Instructions to follow: Copy the lines starting at the one containing "section-divider <box>94 318 606 319</box>" and ending at the one containing "subtab-copy-files[interactable]: Copy Files", with no changes.

--- BEGIN ---

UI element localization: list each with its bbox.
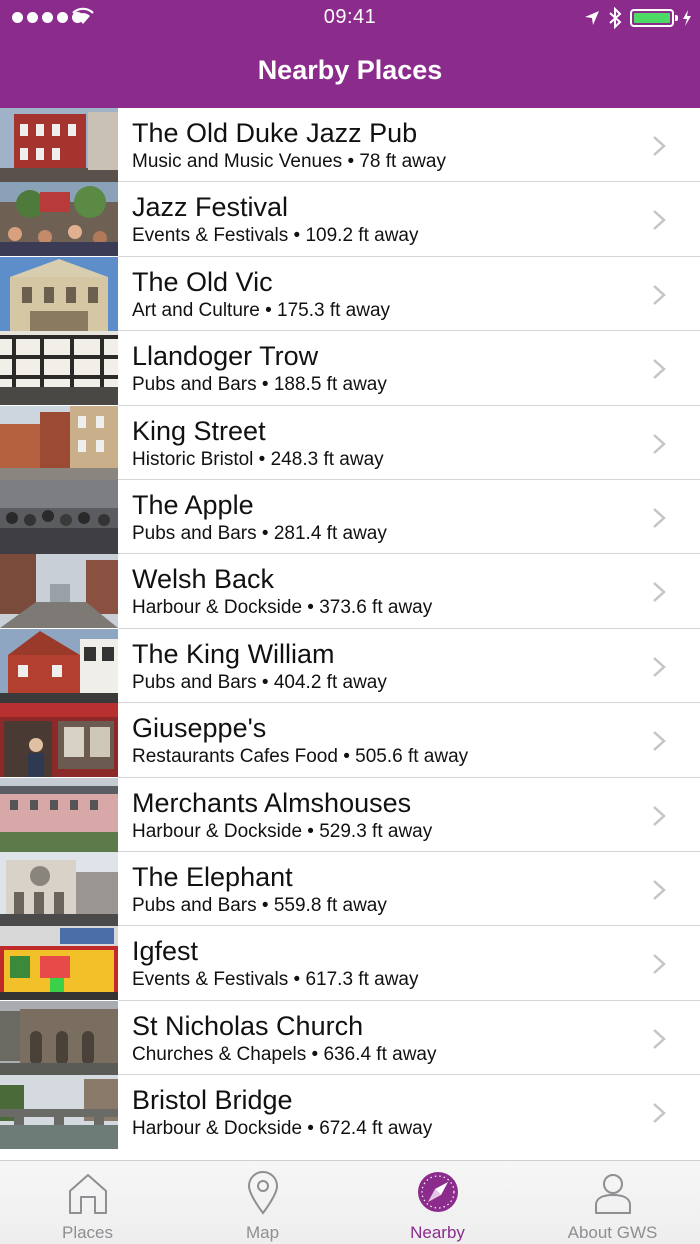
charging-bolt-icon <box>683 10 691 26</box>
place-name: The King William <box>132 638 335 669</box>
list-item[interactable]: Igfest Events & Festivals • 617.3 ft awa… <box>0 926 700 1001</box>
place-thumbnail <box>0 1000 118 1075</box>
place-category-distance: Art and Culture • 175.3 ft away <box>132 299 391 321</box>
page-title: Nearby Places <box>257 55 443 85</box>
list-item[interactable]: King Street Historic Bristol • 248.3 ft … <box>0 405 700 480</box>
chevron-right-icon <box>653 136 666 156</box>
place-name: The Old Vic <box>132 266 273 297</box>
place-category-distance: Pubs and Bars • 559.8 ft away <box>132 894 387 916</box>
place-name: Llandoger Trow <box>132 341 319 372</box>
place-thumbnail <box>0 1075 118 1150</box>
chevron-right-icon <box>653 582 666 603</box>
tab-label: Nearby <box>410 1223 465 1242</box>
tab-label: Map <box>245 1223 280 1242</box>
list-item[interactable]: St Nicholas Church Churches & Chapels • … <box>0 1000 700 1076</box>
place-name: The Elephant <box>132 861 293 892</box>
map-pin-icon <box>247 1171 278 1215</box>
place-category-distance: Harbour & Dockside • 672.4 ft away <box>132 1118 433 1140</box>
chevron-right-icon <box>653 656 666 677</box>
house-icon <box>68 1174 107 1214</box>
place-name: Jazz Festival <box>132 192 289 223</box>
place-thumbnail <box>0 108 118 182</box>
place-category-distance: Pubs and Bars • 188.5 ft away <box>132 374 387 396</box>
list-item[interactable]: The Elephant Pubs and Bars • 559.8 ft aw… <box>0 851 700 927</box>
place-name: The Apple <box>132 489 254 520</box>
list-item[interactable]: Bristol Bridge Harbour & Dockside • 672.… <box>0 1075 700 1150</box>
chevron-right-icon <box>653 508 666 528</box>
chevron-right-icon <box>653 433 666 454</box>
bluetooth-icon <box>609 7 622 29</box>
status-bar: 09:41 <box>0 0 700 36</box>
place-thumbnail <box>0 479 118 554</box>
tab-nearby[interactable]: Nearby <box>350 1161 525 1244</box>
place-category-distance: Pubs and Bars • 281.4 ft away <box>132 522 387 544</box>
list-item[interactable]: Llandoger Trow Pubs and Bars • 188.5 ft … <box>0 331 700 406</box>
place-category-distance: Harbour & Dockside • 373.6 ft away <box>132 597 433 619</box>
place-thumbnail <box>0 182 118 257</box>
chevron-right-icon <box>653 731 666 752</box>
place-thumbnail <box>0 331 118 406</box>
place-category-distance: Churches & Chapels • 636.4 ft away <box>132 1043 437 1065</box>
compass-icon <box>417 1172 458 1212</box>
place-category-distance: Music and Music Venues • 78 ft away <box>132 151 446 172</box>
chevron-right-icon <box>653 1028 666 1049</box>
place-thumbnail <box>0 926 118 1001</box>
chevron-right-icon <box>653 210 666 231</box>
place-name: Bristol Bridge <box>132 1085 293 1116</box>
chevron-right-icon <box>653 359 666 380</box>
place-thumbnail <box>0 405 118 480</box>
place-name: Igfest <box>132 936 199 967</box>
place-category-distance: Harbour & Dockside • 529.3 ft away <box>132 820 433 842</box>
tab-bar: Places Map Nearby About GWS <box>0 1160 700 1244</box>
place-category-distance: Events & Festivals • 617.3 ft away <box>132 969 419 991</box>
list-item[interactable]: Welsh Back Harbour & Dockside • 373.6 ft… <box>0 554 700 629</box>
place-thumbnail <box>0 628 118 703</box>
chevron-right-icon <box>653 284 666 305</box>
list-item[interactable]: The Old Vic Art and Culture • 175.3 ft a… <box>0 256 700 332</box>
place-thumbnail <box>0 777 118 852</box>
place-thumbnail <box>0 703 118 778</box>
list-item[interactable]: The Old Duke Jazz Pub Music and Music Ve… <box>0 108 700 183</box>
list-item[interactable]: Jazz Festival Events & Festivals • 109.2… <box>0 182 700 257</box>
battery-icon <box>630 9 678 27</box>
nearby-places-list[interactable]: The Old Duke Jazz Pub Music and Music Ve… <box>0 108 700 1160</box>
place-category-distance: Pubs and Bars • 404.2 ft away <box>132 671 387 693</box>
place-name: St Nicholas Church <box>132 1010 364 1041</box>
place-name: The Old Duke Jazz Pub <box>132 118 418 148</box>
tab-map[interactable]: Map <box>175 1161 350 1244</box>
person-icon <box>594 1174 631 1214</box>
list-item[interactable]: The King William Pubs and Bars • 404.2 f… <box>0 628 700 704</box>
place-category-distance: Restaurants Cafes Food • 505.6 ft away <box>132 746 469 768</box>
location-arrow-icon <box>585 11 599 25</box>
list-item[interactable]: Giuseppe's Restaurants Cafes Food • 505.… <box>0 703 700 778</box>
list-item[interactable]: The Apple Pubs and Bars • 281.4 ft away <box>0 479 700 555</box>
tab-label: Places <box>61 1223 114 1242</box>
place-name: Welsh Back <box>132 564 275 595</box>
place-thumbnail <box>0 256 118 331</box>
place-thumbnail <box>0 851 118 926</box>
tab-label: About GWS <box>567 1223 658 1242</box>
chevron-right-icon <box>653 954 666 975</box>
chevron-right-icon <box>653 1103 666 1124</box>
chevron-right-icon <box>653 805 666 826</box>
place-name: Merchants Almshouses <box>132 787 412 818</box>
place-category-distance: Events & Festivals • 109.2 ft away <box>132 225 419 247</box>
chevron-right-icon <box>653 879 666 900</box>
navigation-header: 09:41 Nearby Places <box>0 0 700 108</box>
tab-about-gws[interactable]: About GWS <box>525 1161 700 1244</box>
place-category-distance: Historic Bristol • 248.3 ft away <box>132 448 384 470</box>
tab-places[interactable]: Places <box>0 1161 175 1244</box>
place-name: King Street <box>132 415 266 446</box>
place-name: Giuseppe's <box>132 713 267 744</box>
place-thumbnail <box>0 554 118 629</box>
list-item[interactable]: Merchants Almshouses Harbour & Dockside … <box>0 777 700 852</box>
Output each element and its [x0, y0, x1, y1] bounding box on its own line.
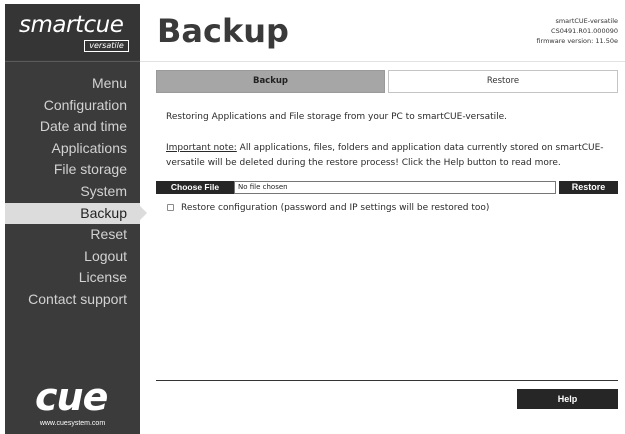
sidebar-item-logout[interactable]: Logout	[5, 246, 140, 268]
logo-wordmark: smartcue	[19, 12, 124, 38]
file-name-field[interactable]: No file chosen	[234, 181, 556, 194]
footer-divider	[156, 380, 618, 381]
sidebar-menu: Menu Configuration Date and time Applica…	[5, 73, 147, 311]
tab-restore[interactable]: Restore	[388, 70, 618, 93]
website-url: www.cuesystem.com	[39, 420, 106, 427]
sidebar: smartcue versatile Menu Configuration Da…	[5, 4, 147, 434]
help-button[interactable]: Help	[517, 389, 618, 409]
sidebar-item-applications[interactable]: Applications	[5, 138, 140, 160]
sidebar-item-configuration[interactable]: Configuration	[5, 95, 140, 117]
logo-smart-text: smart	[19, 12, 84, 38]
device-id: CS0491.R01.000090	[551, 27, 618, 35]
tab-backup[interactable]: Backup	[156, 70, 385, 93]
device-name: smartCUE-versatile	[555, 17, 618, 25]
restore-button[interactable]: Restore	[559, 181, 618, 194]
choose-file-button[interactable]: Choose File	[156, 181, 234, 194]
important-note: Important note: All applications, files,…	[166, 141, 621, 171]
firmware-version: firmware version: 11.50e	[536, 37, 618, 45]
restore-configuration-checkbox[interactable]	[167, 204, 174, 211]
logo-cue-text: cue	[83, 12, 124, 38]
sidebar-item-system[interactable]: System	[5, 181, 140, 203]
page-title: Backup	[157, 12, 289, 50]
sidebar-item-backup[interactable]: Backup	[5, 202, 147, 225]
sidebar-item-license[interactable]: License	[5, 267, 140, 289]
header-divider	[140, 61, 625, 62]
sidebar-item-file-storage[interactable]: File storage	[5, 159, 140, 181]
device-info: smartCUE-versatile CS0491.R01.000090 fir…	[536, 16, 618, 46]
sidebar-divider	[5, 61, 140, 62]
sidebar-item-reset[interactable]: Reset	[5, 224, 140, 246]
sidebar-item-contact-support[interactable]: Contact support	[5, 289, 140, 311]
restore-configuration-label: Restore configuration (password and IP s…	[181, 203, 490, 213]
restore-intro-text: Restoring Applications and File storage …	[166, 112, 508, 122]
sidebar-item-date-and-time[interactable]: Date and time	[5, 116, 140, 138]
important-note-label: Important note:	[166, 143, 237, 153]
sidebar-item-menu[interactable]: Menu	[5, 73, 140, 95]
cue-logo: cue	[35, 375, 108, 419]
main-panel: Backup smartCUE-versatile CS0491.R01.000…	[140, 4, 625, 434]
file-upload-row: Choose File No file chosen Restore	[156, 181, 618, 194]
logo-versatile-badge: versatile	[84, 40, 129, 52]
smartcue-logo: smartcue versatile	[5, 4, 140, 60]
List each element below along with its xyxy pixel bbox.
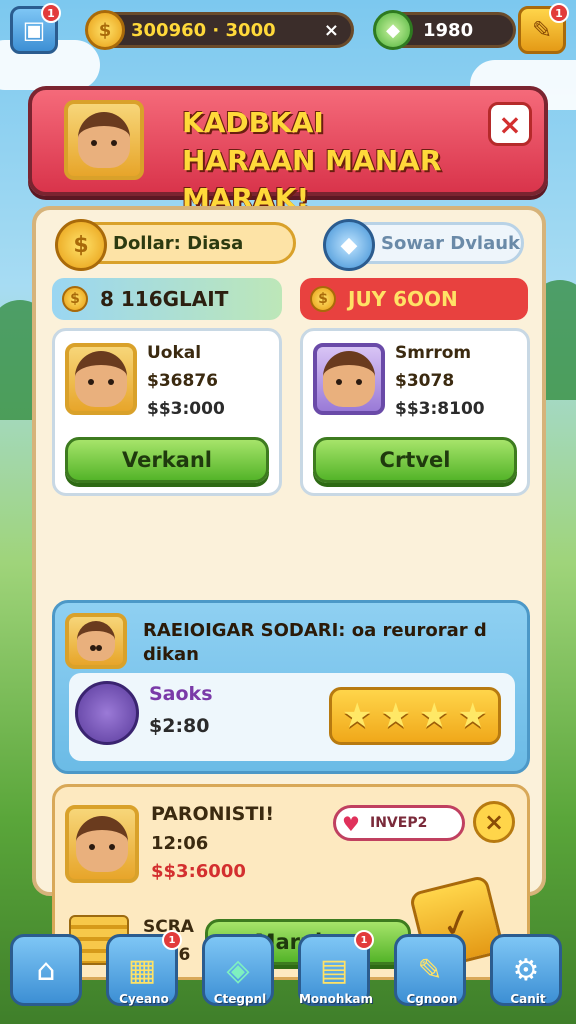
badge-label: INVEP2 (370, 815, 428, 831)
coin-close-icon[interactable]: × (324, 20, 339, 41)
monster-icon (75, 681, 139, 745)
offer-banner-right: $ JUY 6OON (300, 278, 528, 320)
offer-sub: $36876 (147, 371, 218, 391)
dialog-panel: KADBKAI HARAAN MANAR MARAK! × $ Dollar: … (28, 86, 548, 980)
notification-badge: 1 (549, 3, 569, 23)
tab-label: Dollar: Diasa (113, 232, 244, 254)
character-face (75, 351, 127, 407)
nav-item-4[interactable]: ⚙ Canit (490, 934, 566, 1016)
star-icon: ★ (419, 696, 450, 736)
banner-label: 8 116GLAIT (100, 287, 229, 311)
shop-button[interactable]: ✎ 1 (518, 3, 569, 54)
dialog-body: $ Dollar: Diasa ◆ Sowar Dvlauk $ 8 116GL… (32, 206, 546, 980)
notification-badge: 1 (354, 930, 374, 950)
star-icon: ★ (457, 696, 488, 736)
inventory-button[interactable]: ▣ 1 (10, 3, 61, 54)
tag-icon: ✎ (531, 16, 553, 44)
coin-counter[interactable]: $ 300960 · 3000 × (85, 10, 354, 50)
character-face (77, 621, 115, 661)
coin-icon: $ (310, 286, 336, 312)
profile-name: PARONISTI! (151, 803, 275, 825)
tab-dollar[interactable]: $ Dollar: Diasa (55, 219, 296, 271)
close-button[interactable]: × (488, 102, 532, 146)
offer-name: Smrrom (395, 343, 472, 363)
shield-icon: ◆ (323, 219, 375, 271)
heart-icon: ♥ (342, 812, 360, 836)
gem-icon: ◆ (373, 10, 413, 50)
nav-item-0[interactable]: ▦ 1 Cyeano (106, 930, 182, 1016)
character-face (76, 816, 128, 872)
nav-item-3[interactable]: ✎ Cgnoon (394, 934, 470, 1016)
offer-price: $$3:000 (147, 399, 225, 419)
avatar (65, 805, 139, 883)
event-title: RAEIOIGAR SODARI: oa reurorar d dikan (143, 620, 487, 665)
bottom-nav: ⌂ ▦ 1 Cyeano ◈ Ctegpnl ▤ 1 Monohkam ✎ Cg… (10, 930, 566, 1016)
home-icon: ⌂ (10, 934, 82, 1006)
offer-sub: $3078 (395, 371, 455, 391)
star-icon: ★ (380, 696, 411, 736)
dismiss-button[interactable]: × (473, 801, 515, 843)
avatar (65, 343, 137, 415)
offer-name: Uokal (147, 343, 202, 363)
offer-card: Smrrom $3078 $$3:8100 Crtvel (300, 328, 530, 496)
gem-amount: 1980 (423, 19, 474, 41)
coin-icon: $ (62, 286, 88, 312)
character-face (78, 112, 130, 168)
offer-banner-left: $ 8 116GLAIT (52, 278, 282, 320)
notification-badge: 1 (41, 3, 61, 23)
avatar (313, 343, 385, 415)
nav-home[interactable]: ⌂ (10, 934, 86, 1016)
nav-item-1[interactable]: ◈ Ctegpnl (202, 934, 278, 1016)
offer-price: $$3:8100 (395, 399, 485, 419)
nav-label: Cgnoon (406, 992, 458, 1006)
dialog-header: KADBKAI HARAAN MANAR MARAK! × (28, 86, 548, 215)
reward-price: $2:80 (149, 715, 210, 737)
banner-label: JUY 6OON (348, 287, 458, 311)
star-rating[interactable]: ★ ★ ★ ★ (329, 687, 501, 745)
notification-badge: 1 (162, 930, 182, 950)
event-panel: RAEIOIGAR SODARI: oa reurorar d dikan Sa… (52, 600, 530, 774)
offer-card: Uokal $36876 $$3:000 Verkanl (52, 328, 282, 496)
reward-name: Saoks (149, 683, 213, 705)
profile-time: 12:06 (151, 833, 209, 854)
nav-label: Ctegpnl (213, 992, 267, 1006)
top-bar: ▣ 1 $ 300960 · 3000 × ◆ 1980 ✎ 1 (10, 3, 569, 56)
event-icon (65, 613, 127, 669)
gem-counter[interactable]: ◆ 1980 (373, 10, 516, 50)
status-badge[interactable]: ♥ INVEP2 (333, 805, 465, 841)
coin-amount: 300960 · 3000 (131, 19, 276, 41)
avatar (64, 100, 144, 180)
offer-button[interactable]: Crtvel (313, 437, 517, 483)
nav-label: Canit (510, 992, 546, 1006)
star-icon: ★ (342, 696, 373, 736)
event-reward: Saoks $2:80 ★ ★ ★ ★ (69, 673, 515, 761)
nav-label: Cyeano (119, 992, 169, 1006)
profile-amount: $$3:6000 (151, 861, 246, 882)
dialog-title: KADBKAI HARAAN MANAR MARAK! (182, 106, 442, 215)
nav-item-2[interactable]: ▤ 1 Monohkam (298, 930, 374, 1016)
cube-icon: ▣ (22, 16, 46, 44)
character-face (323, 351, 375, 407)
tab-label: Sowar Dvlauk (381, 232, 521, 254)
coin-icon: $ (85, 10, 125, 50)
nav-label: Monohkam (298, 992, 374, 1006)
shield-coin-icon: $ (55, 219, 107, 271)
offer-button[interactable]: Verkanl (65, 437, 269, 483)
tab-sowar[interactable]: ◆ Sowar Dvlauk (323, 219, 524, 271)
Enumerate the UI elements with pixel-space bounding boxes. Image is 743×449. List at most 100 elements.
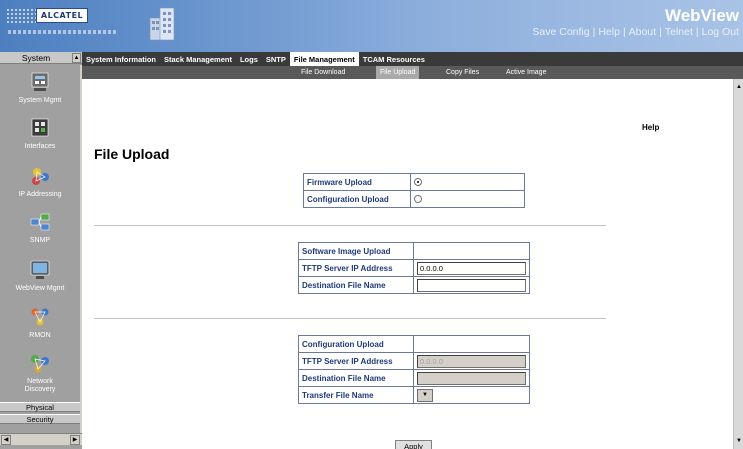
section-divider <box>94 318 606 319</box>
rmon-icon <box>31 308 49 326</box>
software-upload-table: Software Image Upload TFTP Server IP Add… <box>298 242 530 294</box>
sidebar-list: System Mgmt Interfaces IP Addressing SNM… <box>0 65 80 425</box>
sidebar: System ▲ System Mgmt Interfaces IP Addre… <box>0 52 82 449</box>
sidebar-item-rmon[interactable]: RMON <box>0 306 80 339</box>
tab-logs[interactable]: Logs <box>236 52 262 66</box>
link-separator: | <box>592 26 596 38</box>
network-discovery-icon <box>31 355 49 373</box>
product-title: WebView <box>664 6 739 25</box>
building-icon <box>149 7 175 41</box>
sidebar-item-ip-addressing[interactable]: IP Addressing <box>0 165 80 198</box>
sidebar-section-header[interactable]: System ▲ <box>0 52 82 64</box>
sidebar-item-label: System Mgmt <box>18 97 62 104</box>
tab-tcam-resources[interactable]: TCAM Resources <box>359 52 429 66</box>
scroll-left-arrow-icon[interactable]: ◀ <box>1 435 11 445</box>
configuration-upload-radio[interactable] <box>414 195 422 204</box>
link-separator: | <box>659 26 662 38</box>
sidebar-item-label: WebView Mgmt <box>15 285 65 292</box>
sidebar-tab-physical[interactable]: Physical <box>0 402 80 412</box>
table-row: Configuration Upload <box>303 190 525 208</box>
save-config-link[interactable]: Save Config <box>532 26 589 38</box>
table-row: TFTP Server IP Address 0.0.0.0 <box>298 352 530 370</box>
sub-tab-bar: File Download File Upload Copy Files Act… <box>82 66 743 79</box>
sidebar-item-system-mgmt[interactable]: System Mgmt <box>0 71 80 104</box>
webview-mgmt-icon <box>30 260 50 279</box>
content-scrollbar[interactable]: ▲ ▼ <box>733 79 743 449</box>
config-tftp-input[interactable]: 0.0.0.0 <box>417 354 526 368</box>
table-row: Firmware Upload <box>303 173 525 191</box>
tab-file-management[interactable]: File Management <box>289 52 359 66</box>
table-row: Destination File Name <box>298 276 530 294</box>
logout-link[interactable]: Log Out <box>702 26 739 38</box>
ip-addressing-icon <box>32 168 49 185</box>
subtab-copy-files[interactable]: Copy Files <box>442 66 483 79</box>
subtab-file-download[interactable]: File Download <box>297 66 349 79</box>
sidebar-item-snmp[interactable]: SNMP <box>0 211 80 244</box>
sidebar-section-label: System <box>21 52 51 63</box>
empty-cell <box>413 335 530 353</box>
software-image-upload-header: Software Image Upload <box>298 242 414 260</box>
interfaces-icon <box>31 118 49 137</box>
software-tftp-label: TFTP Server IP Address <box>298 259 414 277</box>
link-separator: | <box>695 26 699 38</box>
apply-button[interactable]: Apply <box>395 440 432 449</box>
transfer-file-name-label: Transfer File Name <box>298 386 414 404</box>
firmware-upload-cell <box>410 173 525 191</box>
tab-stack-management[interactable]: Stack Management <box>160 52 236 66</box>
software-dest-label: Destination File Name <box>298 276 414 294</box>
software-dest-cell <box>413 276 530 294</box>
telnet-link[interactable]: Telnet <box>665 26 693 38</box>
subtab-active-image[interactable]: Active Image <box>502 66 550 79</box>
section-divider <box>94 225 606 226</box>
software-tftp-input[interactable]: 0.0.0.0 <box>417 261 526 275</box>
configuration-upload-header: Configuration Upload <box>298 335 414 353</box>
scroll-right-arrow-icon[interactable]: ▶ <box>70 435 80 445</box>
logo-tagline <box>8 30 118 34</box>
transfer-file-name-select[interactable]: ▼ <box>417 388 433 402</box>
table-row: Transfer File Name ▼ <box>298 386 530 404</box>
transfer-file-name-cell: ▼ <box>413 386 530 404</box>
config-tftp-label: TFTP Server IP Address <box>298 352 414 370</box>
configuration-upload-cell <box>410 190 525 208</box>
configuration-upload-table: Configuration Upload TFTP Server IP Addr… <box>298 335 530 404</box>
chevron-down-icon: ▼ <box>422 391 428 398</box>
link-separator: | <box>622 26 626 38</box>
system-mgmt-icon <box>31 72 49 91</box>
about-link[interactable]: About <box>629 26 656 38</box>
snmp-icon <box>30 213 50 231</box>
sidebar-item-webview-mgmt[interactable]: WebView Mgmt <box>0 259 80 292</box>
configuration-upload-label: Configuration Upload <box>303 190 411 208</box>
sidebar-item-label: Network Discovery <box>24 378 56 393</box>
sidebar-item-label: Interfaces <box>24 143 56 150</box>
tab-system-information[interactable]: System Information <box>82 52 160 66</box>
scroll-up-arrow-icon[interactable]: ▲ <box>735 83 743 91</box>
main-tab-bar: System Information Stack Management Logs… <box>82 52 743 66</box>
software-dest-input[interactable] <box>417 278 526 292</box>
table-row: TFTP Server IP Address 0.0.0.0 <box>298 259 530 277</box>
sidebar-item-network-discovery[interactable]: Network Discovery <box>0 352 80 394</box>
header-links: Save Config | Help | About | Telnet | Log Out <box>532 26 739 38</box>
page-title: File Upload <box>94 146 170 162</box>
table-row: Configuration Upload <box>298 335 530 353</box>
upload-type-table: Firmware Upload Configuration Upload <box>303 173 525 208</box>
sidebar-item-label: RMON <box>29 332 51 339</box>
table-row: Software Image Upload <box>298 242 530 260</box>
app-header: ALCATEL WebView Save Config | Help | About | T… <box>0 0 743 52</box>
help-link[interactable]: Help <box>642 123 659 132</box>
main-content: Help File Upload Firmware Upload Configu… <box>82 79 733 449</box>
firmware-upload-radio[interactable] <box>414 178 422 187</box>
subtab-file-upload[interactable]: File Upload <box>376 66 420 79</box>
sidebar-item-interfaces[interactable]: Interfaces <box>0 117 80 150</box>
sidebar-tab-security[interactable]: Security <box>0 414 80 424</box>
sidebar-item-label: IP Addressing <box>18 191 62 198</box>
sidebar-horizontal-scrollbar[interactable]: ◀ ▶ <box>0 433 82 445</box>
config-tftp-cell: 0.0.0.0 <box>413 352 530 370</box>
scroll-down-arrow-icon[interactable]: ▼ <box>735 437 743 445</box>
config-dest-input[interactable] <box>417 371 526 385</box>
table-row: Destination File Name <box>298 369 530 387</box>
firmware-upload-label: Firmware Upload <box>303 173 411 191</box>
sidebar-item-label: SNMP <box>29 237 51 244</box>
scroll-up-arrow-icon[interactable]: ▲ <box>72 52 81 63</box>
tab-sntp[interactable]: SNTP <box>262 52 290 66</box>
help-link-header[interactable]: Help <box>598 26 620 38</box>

--- END ---

The reply:
section-divider <box>94 318 606 319</box>
rmon-icon <box>31 308 49 326</box>
software-upload-table: Software Image Upload TFTP Server IP Add… <box>298 242 530 294</box>
sidebar-list: System Mgmt Interfaces IP Addressing SNM… <box>0 65 80 425</box>
sidebar: System ▲ System Mgmt Interfaces IP Addre… <box>0 52 82 449</box>
sidebar-item-rmon[interactable]: RMON <box>0 306 80 339</box>
tab-logs[interactable]: Logs <box>236 52 262 66</box>
link-separator: | <box>592 26 596 38</box>
network-discovery-icon <box>31 355 49 373</box>
product-title: WebView <box>664 6 739 25</box>
building-icon <box>149 7 175 41</box>
sidebar-item-ip-addressing[interactable]: IP Addressing <box>0 165 80 198</box>
sidebar-section-header[interactable]: System ▲ <box>0 52 82 64</box>
sidebar-item-label: System Mgmt <box>18 97 62 104</box>
tab-tcam-resources[interactable]: TCAM Resources <box>359 52 429 66</box>
scroll-left-arrow-icon[interactable]: ◀ <box>1 435 11 445</box>
configuration-upload-radio[interactable] <box>414 195 422 204</box>
link-separator: | <box>659 26 662 38</box>
sidebar-item-label: WebView Mgmt <box>15 285 65 292</box>
sidebar-tab-physical[interactable]: Physical <box>0 402 80 412</box>
table-row: Configuration Upload <box>303 190 525 208</box>
save-config-link[interactable]: Save Config <box>532 26 589 38</box>
table-row: TFTP Server IP Address 0.0.0.0 <box>298 352 530 370</box>
sub-tab-bar: File Download File Upload Copy Files Act… <box>82 66 743 79</box>
sidebar-item-system-mgmt[interactable]: System Mgmt <box>0 71 80 104</box>
webview-mgmt-icon <box>30 260 50 279</box>
content-scrollbar[interactable]: ▲ ▼ <box>733 79 743 449</box>
config-tftp-input[interactable]: 0.0.0.0 <box>417 354 526 368</box>
table-row: Firmware Upload <box>303 173 525 191</box>
tab-file-management[interactable]: File Management <box>289 52 359 66</box>
table-row: Destination File Name <box>298 276 530 294</box>
logout-link[interactable]: Log Out <box>702 26 739 38</box>
ip-addressing-icon <box>32 168 49 185</box>
subtab-copy-files[interactable]: Copy Files <box>442 66 483 79</box>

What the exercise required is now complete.